==== Data

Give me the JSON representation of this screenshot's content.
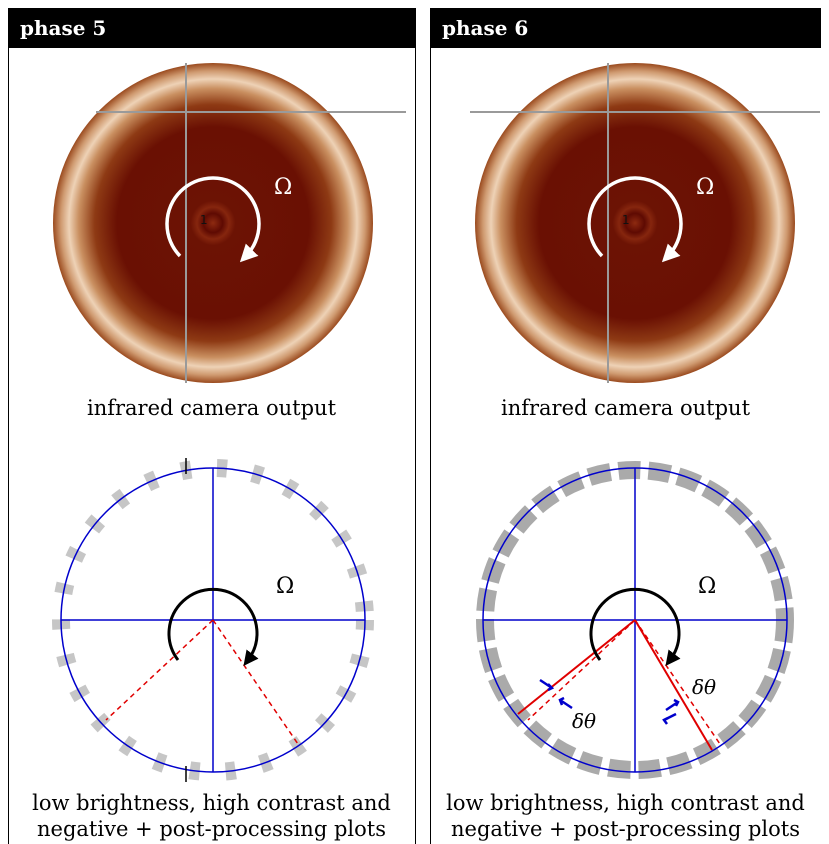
{
  "panels": [
    {
      "title": "phase 5",
      "ir_caption": "infrared camera output",
      "omega_symbol": "Ω",
      "plot_caption_line1": "low brightness, high contrast and",
      "plot_caption_line2": "negative + post-processing plots"
    },
    {
      "title": "phase 6",
      "ir_caption": "infrared camera output",
      "omega_symbol": "Ω",
      "delta_theta_label": "δθ",
      "plot_caption_line1": "low brightness, high contrast and",
      "plot_caption_line2": "negative + post-processing plots"
    }
  ],
  "colors": {
    "header_bg": "#000000",
    "ir_dark": "#6e0f04",
    "ir_ring": "#e8c8a8",
    "grid_blue": "#0000cc",
    "dashed_red": "#e00000",
    "rotation_white": "#ffffff",
    "rotation_black": "#000000"
  }
}
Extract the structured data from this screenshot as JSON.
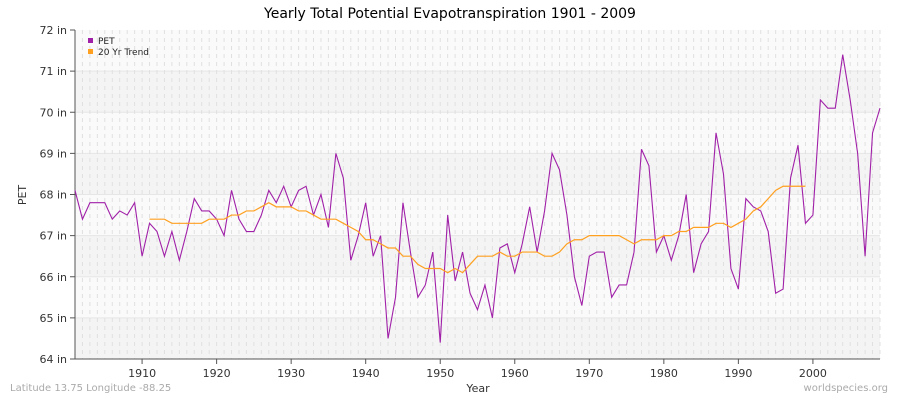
{
  "chart_data": {
    "type": "line",
    "title": "Yearly Total Potential Evapotranspiration 1901 - 2009",
    "xlabel": "Year",
    "ylabel": "PET",
    "xlim": [
      1901,
      2009
    ],
    "ylim": [
      64,
      72
    ],
    "x_ticks": [
      1910,
      1920,
      1930,
      1940,
      1950,
      1960,
      1970,
      1980,
      1990,
      2000
    ],
    "y_ticks": [
      "64 in",
      "65 in",
      "66 in",
      "67 in",
      "68 in",
      "69 in",
      "70 in",
      "71 in",
      "72 in"
    ],
    "grid": true,
    "legend_placement": "top-left",
    "series": [
      {
        "name": "PET",
        "color": "#a020a8",
        "x_start": 1901,
        "values": [
          68.1,
          67.4,
          67.8,
          67.8,
          67.8,
          67.4,
          67.6,
          67.5,
          67.8,
          66.5,
          67.3,
          67.1,
          66.5,
          67.1,
          66.4,
          67.1,
          67.9,
          67.6,
          67.6,
          67.4,
          67.0,
          68.1,
          67.4,
          67.1,
          67.1,
          67.5,
          68.1,
          67.8,
          68.2,
          67.7,
          68.1,
          68.2,
          67.5,
          68.0,
          67.2,
          69.0,
          68.4,
          66.4,
          67.0,
          67.8,
          66.5,
          67.0,
          64.5,
          65.5,
          67.8,
          66.6,
          65.5,
          65.8,
          66.6,
          64.4,
          67.5,
          65.9,
          66.6,
          65.6,
          65.2,
          65.8,
          65.0,
          66.7,
          66.8,
          66.1,
          66.8,
          67.7,
          66.6,
          67.6,
          69.0,
          68.6,
          67.5,
          66.0,
          65.3,
          66.5,
          66.6,
          66.6,
          65.5,
          65.8,
          65.8,
          66.6,
          69.1,
          68.7,
          66.6,
          67.0,
          66.4,
          67.0,
          68.0,
          66.1,
          66.8,
          67.1,
          69.5,
          68.5,
          66.2,
          65.7,
          67.9,
          67.7,
          67.6,
          67.1,
          65.6,
          65.7,
          68.4,
          69.2,
          67.3,
          67.5,
          70.3,
          70.1,
          70.1,
          71.4,
          70.3,
          69.0,
          66.5,
          69.5,
          70.1
        ]
      },
      {
        "name": "20 Yr Trend",
        "color": "#ffa020",
        "x_start": 1911,
        "values": [
          67.4,
          67.4,
          67.4,
          67.3,
          67.3,
          67.3,
          67.3,
          67.3,
          67.4,
          67.4,
          67.4,
          67.5,
          67.5,
          67.6,
          67.6,
          67.7,
          67.8,
          67.7,
          67.7,
          67.7,
          67.6,
          67.6,
          67.5,
          67.4,
          67.4,
          67.4,
          67.3,
          67.2,
          67.1,
          66.9,
          66.9,
          66.8,
          66.7,
          66.7,
          66.5,
          66.5,
          66.3,
          66.2,
          66.2,
          66.2,
          66.1,
          66.2,
          66.1,
          66.3,
          66.5,
          66.5,
          66.5,
          66.6,
          66.5,
          66.5,
          66.6,
          66.6,
          66.6,
          66.5,
          66.5,
          66.6,
          66.8,
          66.9,
          66.9,
          67.0,
          67.0,
          67.0,
          67.0,
          67.0,
          66.9,
          66.8,
          66.9,
          66.9,
          66.9,
          67.0,
          67.0,
          67.1,
          67.1,
          67.2,
          67.2,
          67.2,
          67.3,
          67.3,
          67.2,
          67.3,
          67.4,
          67.6,
          67.7,
          67.9,
          68.1,
          68.2,
          68.2,
          68.2,
          68.2
        ]
      }
    ]
  },
  "footer": {
    "location": "Latitude 13.75 Longitude -88.25",
    "source": "worldspecies.org"
  }
}
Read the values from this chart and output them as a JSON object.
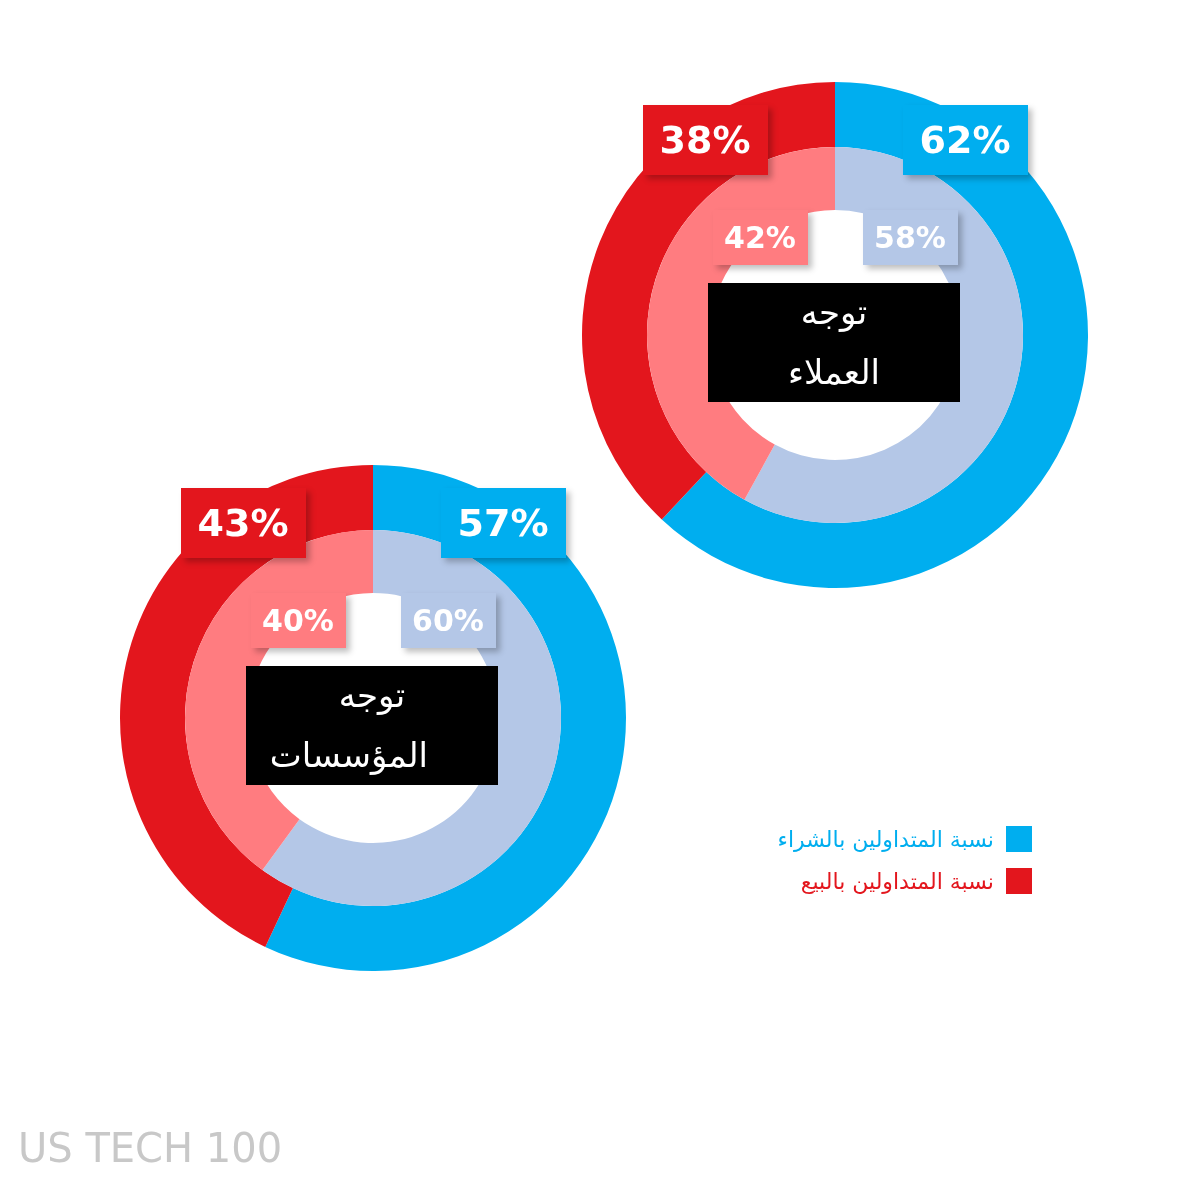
{
  "chart_data": [
    {
      "type": "donut",
      "title": "توجه العملاء",
      "series": [
        {
          "values": [
            62,
            38
          ],
          "colors": [
            "#00aeef",
            "#e3161d"
          ],
          "value_labels": [
            "62%",
            "38%"
          ]
        },
        {
          "values": [
            58,
            42
          ],
          "colors": [
            "#b4c7e7",
            "#ff7c80"
          ],
          "value_labels": [
            "58%",
            "42%"
          ]
        }
      ]
    },
    {
      "type": "donut",
      "title": "توجه المؤسسات",
      "categories": [
        "نسبة المتداولين بالشراء",
        "نسبة المتداولين بالبيع"
      ],
      "legend": "right",
      "series": [
        {
          "values": [
            57,
            43
          ],
          "colors": [
            "#00aeef",
            "#e3161d"
          ],
          "value_labels": [
            "57%",
            "43%"
          ]
        },
        {
          "values": [
            60,
            40
          ],
          "colors": [
            "#b4c7e7",
            "#ff7c80"
          ],
          "value_labels": [
            "60%",
            "40%"
          ]
        }
      ],
      "annotations": [
        "US TECH 100"
      ]
    }
  ]
}
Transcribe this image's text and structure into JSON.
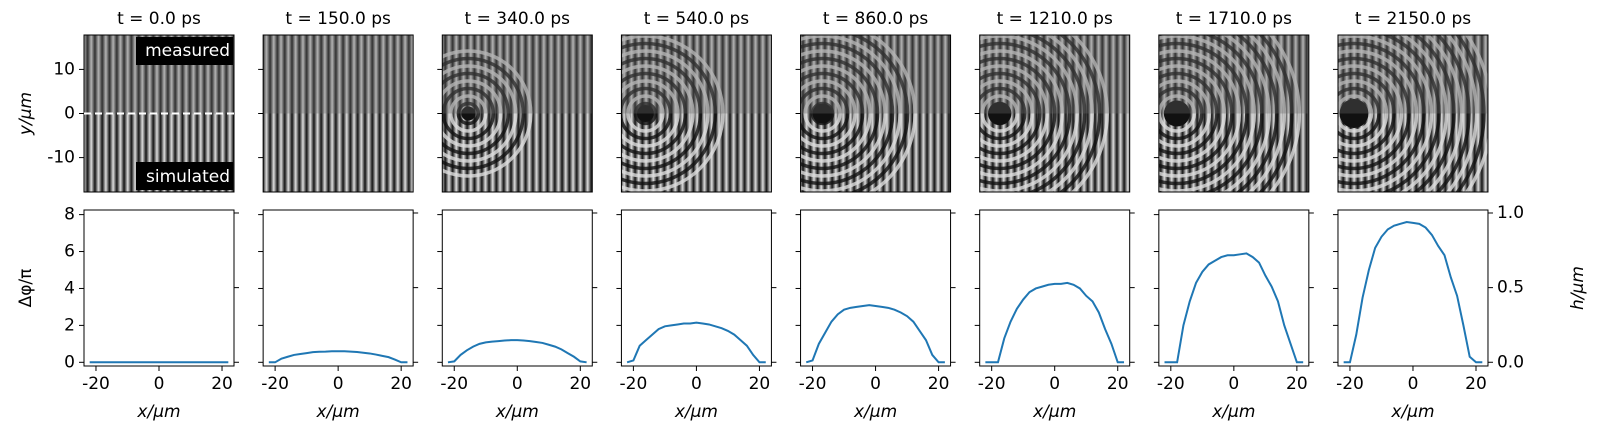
{
  "image_axes": {
    "ylabel": "y/µm",
    "ylim": [
      -17.8,
      17.8
    ],
    "yticks": [
      -10,
      0,
      10
    ],
    "top_label": "measured",
    "bottom_label": "simulated"
  },
  "chart_data": [
    {
      "type": "line",
      "title": "t = 0.0 ps",
      "xlabel": "x/µm",
      "ylabel": "Δφ/π",
      "color": "#1f77b4",
      "xlim": [
        -23.8,
        23.8
      ],
      "xticks": [
        -20,
        0,
        20
      ],
      "ylim": [
        -0.2,
        8.25
      ],
      "yticks": [
        0,
        2,
        4,
        6,
        8
      ],
      "y2lim": [
        -0.025,
        1.02
      ],
      "y2ticks": [
        {
          "value": 0,
          "label": "0.0"
        },
        {
          "value": 0.5,
          "label": "0.5"
        },
        {
          "value": 1,
          "label": "1.0"
        }
      ],
      "x": [
        -22,
        -20,
        -18,
        -16,
        -14,
        -12,
        -10,
        -8,
        -6,
        -4,
        -2,
        0,
        2,
        4,
        6,
        8,
        10,
        12,
        14,
        16,
        18,
        20,
        22
      ],
      "values": [
        0,
        0,
        0,
        0,
        0,
        0,
        0,
        0,
        0,
        0,
        0,
        0,
        0,
        0,
        0,
        0,
        0,
        0,
        0,
        0,
        0,
        0,
        0
      ]
    },
    {
      "type": "line",
      "title": "t = 150.0 ps",
      "xlabel": "x/µm",
      "color": "#1f77b4",
      "xlim": [
        -23.8,
        23.8
      ],
      "xticks": [
        -20,
        0,
        20
      ],
      "ylim": [
        -0.2,
        8.25
      ],
      "yticks": [
        0,
        2,
        4,
        6,
        8
      ],
      "y2lim": [
        -0.025,
        1.02
      ],
      "y2ticks": [
        {
          "value": 0,
          "label": "0.0"
        },
        {
          "value": 0.5,
          "label": "0.5"
        },
        {
          "value": 1,
          "label": "1.0"
        }
      ],
      "x": [
        -22,
        -20,
        -18,
        -16,
        -14,
        -12,
        -10,
        -8,
        -6,
        -4,
        -2,
        0,
        2,
        4,
        6,
        8,
        10,
        12,
        14,
        16,
        18,
        20,
        22
      ],
      "values": [
        0,
        0,
        0.2,
        0.3,
        0.4,
        0.45,
        0.5,
        0.55,
        0.57,
        0.58,
        0.6,
        0.6,
        0.6,
        0.58,
        0.56,
        0.52,
        0.48,
        0.42,
        0.35,
        0.28,
        0.15,
        0,
        0
      ]
    },
    {
      "type": "line",
      "title": "t = 340.0 ps",
      "xlabel": "x/µm",
      "color": "#1f77b4",
      "xlim": [
        -23.8,
        23.8
      ],
      "xticks": [
        -20,
        0,
        20
      ],
      "ylim": [
        -0.2,
        8.25
      ],
      "yticks": [
        0,
        2,
        4,
        6,
        8
      ],
      "y2lim": [
        -0.025,
        1.02
      ],
      "y2ticks": [
        {
          "value": 0,
          "label": "0.0"
        },
        {
          "value": 0.5,
          "label": "0.5"
        },
        {
          "value": 1,
          "label": "1.0"
        }
      ],
      "x": [
        -22,
        -20,
        -18,
        -16,
        -14,
        -12,
        -10,
        -8,
        -6,
        -4,
        -2,
        0,
        2,
        4,
        6,
        8,
        10,
        12,
        14,
        16,
        18,
        20,
        22
      ],
      "values": [
        0,
        0.05,
        0.4,
        0.65,
        0.85,
        1.0,
        1.08,
        1.12,
        1.15,
        1.18,
        1.2,
        1.2,
        1.18,
        1.15,
        1.1,
        1.05,
        0.95,
        0.85,
        0.7,
        0.5,
        0.3,
        0.05,
        0
      ]
    },
    {
      "type": "line",
      "title": "t = 540.0 ps",
      "xlabel": "x/µm",
      "color": "#1f77b4",
      "xlim": [
        -23.8,
        23.8
      ],
      "xticks": [
        -20,
        0,
        20
      ],
      "ylim": [
        -0.2,
        8.25
      ],
      "yticks": [
        0,
        2,
        4,
        6,
        8
      ],
      "y2lim": [
        -0.025,
        1.02
      ],
      "y2ticks": [
        {
          "value": 0,
          "label": "0.0"
        },
        {
          "value": 0.5,
          "label": "0.5"
        },
        {
          "value": 1,
          "label": "1.0"
        }
      ],
      "x": [
        -22,
        -20,
        -18,
        -16,
        -14,
        -12,
        -10,
        -8,
        -6,
        -4,
        -2,
        0,
        2,
        4,
        6,
        8,
        10,
        12,
        14,
        16,
        18,
        20,
        22
      ],
      "values": [
        0,
        0.1,
        0.9,
        1.2,
        1.5,
        1.8,
        1.95,
        2.0,
        2.05,
        2.1,
        2.1,
        2.15,
        2.1,
        2.05,
        1.95,
        1.85,
        1.7,
        1.5,
        1.2,
        0.9,
        0.4,
        0,
        0
      ]
    },
    {
      "type": "line",
      "title": "t = 860.0 ps",
      "xlabel": "x/µm",
      "color": "#1f77b4",
      "xlim": [
        -23.8,
        23.8
      ],
      "xticks": [
        -20,
        0,
        20
      ],
      "ylim": [
        -0.2,
        8.25
      ],
      "yticks": [
        0,
        2,
        4,
        6,
        8
      ],
      "y2lim": [
        -0.025,
        1.02
      ],
      "y2ticks": [
        {
          "value": 0,
          "label": "0.0"
        },
        {
          "value": 0.5,
          "label": "0.5"
        },
        {
          "value": 1,
          "label": "1.0"
        }
      ],
      "x": [
        -22,
        -20,
        -18,
        -16,
        -14,
        -12,
        -10,
        -8,
        -6,
        -4,
        -2,
        0,
        2,
        4,
        6,
        8,
        10,
        12,
        14,
        16,
        18,
        20,
        22
      ],
      "values": [
        0,
        0.1,
        1.0,
        1.6,
        2.2,
        2.6,
        2.85,
        2.95,
        3.0,
        3.05,
        3.1,
        3.05,
        3.0,
        2.95,
        2.85,
        2.7,
        2.5,
        2.2,
        1.7,
        1.2,
        0.4,
        0,
        0
      ]
    },
    {
      "type": "line",
      "title": "t = 1210.0 ps",
      "xlabel": "x/µm",
      "color": "#1f77b4",
      "xlim": [
        -23.8,
        23.8
      ],
      "xticks": [
        -20,
        0,
        20
      ],
      "ylim": [
        -0.2,
        8.25
      ],
      "yticks": [
        0,
        2,
        4,
        6,
        8
      ],
      "y2lim": [
        -0.025,
        1.02
      ],
      "y2ticks": [
        {
          "value": 0,
          "label": "0.0"
        },
        {
          "value": 0.5,
          "label": "0.5"
        },
        {
          "value": 1,
          "label": "1.0"
        }
      ],
      "x": [
        -22,
        -20,
        -18,
        -16,
        -14,
        -12,
        -10,
        -8,
        -6,
        -4,
        -2,
        0,
        2,
        4,
        6,
        8,
        10,
        12,
        14,
        16,
        18,
        20,
        22
      ],
      "values": [
        0,
        0,
        0,
        1.3,
        2.2,
        2.9,
        3.4,
        3.8,
        4.0,
        4.1,
        4.2,
        4.25,
        4.25,
        4.3,
        4.2,
        4.0,
        3.6,
        3.3,
        2.7,
        1.8,
        1.0,
        0,
        0
      ]
    },
    {
      "type": "line",
      "title": "t = 1710.0 ps",
      "xlabel": "x/µm",
      "color": "#1f77b4",
      "xlim": [
        -23.8,
        23.8
      ],
      "xticks": [
        -20,
        0,
        20
      ],
      "ylim": [
        -0.2,
        8.25
      ],
      "yticks": [
        0,
        2,
        4,
        6,
        8
      ],
      "y2lim": [
        -0.025,
        1.02
      ],
      "y2ticks": [
        {
          "value": 0,
          "label": "0.0"
        },
        {
          "value": 0.5,
          "label": "0.5"
        },
        {
          "value": 1,
          "label": "1.0"
        }
      ],
      "x": [
        -22,
        -20,
        -18,
        -16,
        -14,
        -12,
        -10,
        -8,
        -6,
        -4,
        -2,
        0,
        2,
        4,
        6,
        8,
        10,
        12,
        14,
        16,
        18,
        20,
        22
      ],
      "values": [
        0,
        0,
        0,
        2.0,
        3.3,
        4.3,
        4.9,
        5.3,
        5.5,
        5.7,
        5.8,
        5.8,
        5.85,
        5.9,
        5.7,
        5.4,
        4.7,
        4.1,
        3.3,
        2.0,
        1.0,
        0,
        0
      ]
    },
    {
      "type": "line",
      "title": "t = 2150.0 ps",
      "xlabel": "x/µm",
      "y2label": "h/µm",
      "color": "#1f77b4",
      "xlim": [
        -23.8,
        23.8
      ],
      "xticks": [
        -20,
        0,
        20
      ],
      "ylim": [
        -0.2,
        8.25
      ],
      "yticks": [
        0,
        2,
        4,
        6,
        8
      ],
      "y2lim": [
        -0.025,
        1.02
      ],
      "y2ticks": [
        {
          "value": 0,
          "label": "0.0"
        },
        {
          "value": 0.5,
          "label": "0.5"
        },
        {
          "value": 1,
          "label": "1.0"
        }
      ],
      "x": [
        -22,
        -20,
        -18,
        -16,
        -14,
        -12,
        -10,
        -8,
        -6,
        -4,
        -2,
        0,
        2,
        4,
        6,
        8,
        10,
        12,
        14,
        16,
        18,
        20,
        22
      ],
      "values": [
        0,
        0,
        1.5,
        3.5,
        5.0,
        6.2,
        6.8,
        7.2,
        7.4,
        7.5,
        7.6,
        7.55,
        7.5,
        7.3,
        6.9,
        6.3,
        5.8,
        4.6,
        3.6,
        2.0,
        0.3,
        0,
        0
      ]
    }
  ]
}
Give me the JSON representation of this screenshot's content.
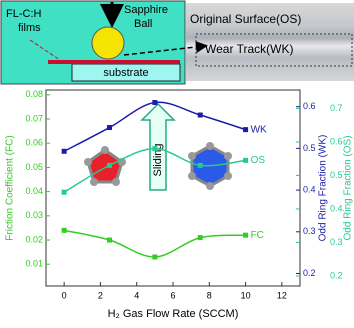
{
  "diagram": {
    "films_label": [
      "FL-C:H",
      "films"
    ],
    "ball_label": [
      "Sapphire",
      "Ball"
    ],
    "substrate_label": "substrate",
    "os_label": "Original Surface(OS)",
    "wk_label": "Wear Track(WK)"
  },
  "chart_data": {
    "type": "line",
    "xlabel": "H₂ Gas Flow Rate (SCCM)",
    "ylabel": "Friction Coefficient (FC)",
    "y2label": "Odd Ring Fraction (WK)",
    "y3label": "Odd Ring Fraction (OS)",
    "annotation": "Sliding",
    "x": [
      0,
      2.5,
      5,
      7.5,
      10
    ],
    "series": [
      {
        "name": "WK",
        "color": "#1c1ca8",
        "axis": "y2",
        "values": [
          0.493,
          0.55,
          0.61,
          0.58,
          0.545
        ]
      },
      {
        "name": "OS",
        "color": "#22cc8e",
        "axis": "y3",
        "values": [
          0.45,
          0.53,
          0.58,
          0.53,
          0.545
        ]
      },
      {
        "name": "FC",
        "color": "#33cc22",
        "axis": "y",
        "values": [
          0.024,
          0.02,
          0.013,
          0.021,
          0.022
        ]
      }
    ],
    "xlim": [
      -1,
      13
    ],
    "xticks": [
      0,
      2,
      4,
      6,
      8,
      10,
      12
    ],
    "ylim": [
      0.001,
      0.082
    ],
    "yticks": [
      0.01,
      0.02,
      0.03,
      0.04,
      0.05,
      0.06,
      0.07,
      0.08
    ],
    "y2lim": [
      0.17,
      0.64
    ],
    "y2ticks": [
      0.2,
      0.3,
      0.4,
      0.5,
      0.6
    ],
    "y3lim": [
      0.17,
      0.755
    ],
    "y3ticks": [
      0.2,
      0.3,
      0.4,
      0.5,
      0.6,
      0.7
    ]
  }
}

========

Task requirements: From the entries above, copy each line holding "this".

Answer to the task:
Give me the JSON representation of this screenshot's content.
Extract the structured data from this screenshot as JSON.
Read the values from this chart and output them as a JSON object.
Transcribe this image's text and structure into JSON.
Give me the JSON representation of this screenshot's content.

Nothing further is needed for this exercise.